Tasks for this exercise:
A. From the yellow wood text below, copy the part that begins with the words "Zanthoxylum pinnatum, commonly" and ends with "long containing a single black seed.".
B. Continue the yellow wood plant description below from where it stops.

Given text:
######

Species of flowering plant

Zanthoxylum pinnatum, commonly known as yellow wood, is a species of flowering plant of the family Rutaceae native to Lord Howe and Norfolk Islands. It is a tree with pinnate leaves, white male and female flowers arranged in groups in leaf axils, and spherical, purple follicles containing a single black seed.

==Description==
Zanthoxylum pinnatum is a tree that typically grows to a height of 10 m. Its leaves are pinnate, usually with four to nine oblong to egg-shaped, slightly curved leaflets, mostly 50–80 mm long and 30–45 mm wide. The flowers are arranged in small to large groups in leaf axils with separate male and female flowers, the four sepals egg-shaped and 0.5–1 mm long, the four or five petals white, lance-shaped and 2.5–3 mm long. Flowering occurs from February to March and the fruit is a spherical, purple follicle about 8 mm long containing a single black seed.

######

Source data:
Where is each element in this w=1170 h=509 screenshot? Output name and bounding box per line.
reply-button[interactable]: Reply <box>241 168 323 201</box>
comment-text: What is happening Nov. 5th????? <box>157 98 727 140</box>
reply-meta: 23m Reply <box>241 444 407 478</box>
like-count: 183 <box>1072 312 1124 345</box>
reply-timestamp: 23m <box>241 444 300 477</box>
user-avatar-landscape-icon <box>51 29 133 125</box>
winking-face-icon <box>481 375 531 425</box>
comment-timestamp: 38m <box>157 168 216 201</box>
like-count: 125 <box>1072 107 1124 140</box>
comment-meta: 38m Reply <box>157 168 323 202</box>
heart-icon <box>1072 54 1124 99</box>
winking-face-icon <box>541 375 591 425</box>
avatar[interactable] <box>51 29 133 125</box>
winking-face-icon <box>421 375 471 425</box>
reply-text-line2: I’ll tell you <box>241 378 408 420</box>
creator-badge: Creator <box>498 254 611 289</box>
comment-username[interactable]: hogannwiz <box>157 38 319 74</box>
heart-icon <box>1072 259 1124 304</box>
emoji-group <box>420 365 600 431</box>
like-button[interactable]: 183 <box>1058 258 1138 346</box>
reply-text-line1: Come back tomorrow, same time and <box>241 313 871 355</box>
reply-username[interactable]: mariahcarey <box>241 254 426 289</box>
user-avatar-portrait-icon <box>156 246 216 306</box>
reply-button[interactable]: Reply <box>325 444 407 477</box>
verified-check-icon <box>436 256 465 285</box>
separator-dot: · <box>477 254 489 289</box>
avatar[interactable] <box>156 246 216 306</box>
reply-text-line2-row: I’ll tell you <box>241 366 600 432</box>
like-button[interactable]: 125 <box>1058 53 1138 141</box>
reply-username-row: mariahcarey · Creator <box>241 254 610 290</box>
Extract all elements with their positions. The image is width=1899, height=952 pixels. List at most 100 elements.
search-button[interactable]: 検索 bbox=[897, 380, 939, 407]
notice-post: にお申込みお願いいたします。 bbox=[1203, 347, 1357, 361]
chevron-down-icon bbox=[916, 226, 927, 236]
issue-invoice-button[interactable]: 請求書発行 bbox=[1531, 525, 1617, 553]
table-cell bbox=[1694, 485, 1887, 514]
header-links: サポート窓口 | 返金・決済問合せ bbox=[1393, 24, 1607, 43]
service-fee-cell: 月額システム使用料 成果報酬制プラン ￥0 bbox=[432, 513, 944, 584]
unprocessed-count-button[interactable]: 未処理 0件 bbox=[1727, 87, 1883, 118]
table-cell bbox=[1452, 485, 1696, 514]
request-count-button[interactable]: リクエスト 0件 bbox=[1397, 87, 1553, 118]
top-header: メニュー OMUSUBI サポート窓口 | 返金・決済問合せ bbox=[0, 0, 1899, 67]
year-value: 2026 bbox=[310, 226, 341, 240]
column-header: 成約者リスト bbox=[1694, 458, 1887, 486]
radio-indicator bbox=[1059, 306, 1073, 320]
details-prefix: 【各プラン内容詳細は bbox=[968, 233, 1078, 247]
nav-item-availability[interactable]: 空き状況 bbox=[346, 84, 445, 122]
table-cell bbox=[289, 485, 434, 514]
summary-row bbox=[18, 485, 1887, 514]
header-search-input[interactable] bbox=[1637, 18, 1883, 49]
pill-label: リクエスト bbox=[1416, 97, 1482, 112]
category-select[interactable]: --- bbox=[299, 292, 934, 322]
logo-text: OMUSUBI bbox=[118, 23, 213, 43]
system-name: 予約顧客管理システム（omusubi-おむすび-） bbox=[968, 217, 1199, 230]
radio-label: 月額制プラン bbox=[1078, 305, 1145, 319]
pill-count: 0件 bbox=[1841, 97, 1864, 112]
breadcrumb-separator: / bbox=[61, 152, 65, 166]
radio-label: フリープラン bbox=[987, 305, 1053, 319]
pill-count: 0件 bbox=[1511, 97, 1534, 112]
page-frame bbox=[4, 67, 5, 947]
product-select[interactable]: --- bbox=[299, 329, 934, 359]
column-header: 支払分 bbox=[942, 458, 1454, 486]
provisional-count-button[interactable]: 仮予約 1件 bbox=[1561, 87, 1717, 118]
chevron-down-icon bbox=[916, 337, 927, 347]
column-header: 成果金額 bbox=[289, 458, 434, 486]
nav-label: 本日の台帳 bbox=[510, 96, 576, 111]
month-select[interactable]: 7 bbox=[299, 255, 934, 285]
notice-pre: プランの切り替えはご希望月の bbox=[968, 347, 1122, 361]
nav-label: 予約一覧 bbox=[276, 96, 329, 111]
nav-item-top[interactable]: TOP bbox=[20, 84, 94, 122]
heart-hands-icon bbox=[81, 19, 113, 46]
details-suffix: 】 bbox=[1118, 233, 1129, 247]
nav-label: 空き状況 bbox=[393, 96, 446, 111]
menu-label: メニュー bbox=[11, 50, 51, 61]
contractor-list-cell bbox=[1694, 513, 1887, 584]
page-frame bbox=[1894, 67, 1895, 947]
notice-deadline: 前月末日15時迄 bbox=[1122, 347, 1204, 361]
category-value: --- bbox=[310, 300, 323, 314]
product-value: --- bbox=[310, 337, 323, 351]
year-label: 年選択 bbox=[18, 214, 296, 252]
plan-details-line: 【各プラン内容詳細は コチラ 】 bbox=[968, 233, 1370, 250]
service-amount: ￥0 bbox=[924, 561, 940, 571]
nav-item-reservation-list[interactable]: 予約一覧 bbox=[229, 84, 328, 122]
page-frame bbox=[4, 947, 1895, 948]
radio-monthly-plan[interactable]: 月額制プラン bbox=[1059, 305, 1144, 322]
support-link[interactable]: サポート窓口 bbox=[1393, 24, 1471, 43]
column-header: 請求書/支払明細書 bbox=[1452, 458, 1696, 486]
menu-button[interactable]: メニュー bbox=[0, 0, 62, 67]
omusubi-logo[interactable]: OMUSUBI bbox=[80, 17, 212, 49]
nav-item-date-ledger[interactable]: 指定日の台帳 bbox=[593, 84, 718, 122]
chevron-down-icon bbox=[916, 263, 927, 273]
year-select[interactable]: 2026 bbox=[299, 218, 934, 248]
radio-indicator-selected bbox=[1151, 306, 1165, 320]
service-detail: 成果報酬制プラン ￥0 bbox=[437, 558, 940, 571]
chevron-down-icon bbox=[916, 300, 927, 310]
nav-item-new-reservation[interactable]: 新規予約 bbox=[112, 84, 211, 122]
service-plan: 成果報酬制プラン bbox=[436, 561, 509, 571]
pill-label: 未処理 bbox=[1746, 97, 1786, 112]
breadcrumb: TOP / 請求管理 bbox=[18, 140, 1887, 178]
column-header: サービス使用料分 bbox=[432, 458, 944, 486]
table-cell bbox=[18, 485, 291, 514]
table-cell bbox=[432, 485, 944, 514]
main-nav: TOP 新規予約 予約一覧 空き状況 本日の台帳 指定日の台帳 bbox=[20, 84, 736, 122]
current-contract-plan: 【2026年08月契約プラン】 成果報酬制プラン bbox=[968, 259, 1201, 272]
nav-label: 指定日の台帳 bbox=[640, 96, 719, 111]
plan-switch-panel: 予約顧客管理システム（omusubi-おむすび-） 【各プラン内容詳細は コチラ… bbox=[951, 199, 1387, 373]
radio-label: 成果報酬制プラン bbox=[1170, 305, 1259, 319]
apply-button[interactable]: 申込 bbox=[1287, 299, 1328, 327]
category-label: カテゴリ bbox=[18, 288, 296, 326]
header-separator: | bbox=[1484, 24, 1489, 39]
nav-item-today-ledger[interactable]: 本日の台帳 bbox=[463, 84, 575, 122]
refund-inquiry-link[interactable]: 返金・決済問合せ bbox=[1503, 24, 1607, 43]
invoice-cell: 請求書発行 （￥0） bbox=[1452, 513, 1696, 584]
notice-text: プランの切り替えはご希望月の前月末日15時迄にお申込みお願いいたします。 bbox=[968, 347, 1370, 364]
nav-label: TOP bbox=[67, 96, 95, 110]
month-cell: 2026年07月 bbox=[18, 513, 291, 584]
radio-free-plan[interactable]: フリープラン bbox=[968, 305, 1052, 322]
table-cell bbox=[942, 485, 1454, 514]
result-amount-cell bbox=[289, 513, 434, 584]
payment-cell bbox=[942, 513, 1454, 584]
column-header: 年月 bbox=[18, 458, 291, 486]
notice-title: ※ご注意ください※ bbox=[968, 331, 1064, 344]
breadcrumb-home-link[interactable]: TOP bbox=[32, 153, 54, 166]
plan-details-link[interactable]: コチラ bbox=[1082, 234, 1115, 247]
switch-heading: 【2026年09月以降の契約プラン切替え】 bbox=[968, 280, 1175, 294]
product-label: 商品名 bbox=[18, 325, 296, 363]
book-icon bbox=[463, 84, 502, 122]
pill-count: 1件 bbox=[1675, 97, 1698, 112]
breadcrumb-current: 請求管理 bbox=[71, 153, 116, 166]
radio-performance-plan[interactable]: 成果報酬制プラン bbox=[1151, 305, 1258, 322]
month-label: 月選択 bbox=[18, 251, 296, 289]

######

Answers to the problems:
A.
Zanthoxylum pinnatum, commonly known as yellow wood, is a species of flowering plant of the family Rutaceae native to Lord Howe and Norfolk Islands. It is a tree with pinnate leaves, white male and female flowers arranged in groups in leaf axils, and spherical, purple follicles containing a single black seed.

==Description==
Zanthoxylum pinnatum is a tree that typically grows to a height of 10 m. Its leaves are pinnate, usually with four to nine oblong to egg-shaped, slightly curved leaflets, mostly 50–80 mm long and 30–45 mm wide. The flowers are arranged in small to large groups in leaf axils with separate male and female flowers, the four sepals egg-shaped and 0.5–1 mm long, the four or five petals white, lance-shaped and 2.5–3 mm long. Flowering occurs from February to March and the fruit is a spherical, purple follicle about 8 mm long containing a single black seed.

B.
==Taxonomy==
Yellow wood was first formally described in 1775 by Johann Reinhold Forster and Georg Forster who gave it the name Blackburnia pinnata in their book Characteres Generum Plantarum. In 1917, Walter Oliver changed the name to Zanthoxylum pinnatum in Transactions and Proceedings of the New Zealand Institute.

==Distribution and habitat==
Zanthoxylum pinnatum grows in forest on Lord Howe and Norfolk Islands but is not common on either island.